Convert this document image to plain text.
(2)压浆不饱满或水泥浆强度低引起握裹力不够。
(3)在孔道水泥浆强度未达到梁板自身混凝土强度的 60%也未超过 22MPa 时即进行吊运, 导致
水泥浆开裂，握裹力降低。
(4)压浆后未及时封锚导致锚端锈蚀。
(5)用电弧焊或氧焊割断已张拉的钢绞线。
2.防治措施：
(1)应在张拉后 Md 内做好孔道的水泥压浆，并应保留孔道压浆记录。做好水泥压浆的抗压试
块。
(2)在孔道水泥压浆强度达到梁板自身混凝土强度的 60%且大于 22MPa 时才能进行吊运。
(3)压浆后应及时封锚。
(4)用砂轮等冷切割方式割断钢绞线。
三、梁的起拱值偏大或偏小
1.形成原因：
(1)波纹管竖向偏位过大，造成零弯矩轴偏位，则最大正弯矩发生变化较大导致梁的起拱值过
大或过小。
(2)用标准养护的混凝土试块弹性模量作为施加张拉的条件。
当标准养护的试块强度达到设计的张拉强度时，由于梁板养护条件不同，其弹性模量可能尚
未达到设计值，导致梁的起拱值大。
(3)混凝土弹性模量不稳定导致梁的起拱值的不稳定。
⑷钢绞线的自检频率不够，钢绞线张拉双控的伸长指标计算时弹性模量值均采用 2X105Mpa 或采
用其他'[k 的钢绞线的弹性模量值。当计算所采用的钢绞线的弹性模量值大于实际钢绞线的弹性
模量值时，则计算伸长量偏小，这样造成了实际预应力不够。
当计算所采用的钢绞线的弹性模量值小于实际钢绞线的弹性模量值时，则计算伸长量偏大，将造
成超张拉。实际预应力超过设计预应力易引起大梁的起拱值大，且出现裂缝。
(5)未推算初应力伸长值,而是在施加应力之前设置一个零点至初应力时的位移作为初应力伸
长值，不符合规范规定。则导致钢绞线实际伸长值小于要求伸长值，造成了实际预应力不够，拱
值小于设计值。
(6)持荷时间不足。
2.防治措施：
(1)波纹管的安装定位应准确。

**Job**
Using the listing above, reproduce each line without omission.

**Completed exercise**
Convert this document image to plain text.
(2)压浆不饱满或水泥浆强度低引起握裹力不够。
(3)在孔道水泥浆强度未达到梁板自身混凝土强度的 60%也未超过 22MPa 时即进行吊运, 导致
水泥浆开裂，握裹力降低。
(4)压浆后未及时封锚导致锚端锈蚀。
(5)用电弧焊或氧焊割断已张拉的钢绞线。
2.防治措施：
(1)应在张拉后 Md 内做好孔道的水泥压浆，并应保留孔道压浆记录。做好水泥压浆的抗压试
块。
(2)在孔道水泥压浆强度达到梁板自身混凝土强度的 60%且大于 22MPa 时才能进行吊运。
(3)压浆后应及时封锚。
(4)用砂轮等冷切割方式割断钢绞线。
三、梁的起拱值偏大或偏小
1.形成原因：
(1)波纹管竖向偏位过大，造成零弯矩轴偏位，则最大正弯矩发生变化较大导致梁的起拱值过
大或过小。
(2)用标准养护的混凝土试块弹性模量作为施加张拉的条件。
当标准养护的试块强度达到设计的张拉强度时，由于梁板养护条件不同，其弹性模量可能尚
未达到设计值，导致梁的起拱值大。
(3)混凝土弹性模量不稳定导致梁的起拱值的不稳定。
⑷钢绞线的自检频率不够，钢绞线张拉双控的伸长指标计算时弹性模量值均采用 2X105Mpa 或采
用其他'[k 的钢绞线的弹性模量值。当计算所采用的钢绞线的弹性模量值大于实际钢绞线的弹性
模量值时，则计算伸长量偏小，这样造成了实际预应力不够。
当计算所采用的钢绞线的弹性模量值小于实际钢绞线的弹性模量值时，则计算伸长量偏大，将造
成超张拉。实际预应力超过设计预应力易引起大梁的起拱值大，且出现裂缝。
(5)未推算初应力伸长值,而是在施加应力之前设置一个零点至初应力时的位移作为初应力伸
长值，不符合规范规定。则导致钢绞线实际伸长值小于要求伸长值，造成了实际预应力不够，拱
值小于设计值。
(6)持荷时间不足。
2.防治措施：
(1)波纹管的安装定位应准确。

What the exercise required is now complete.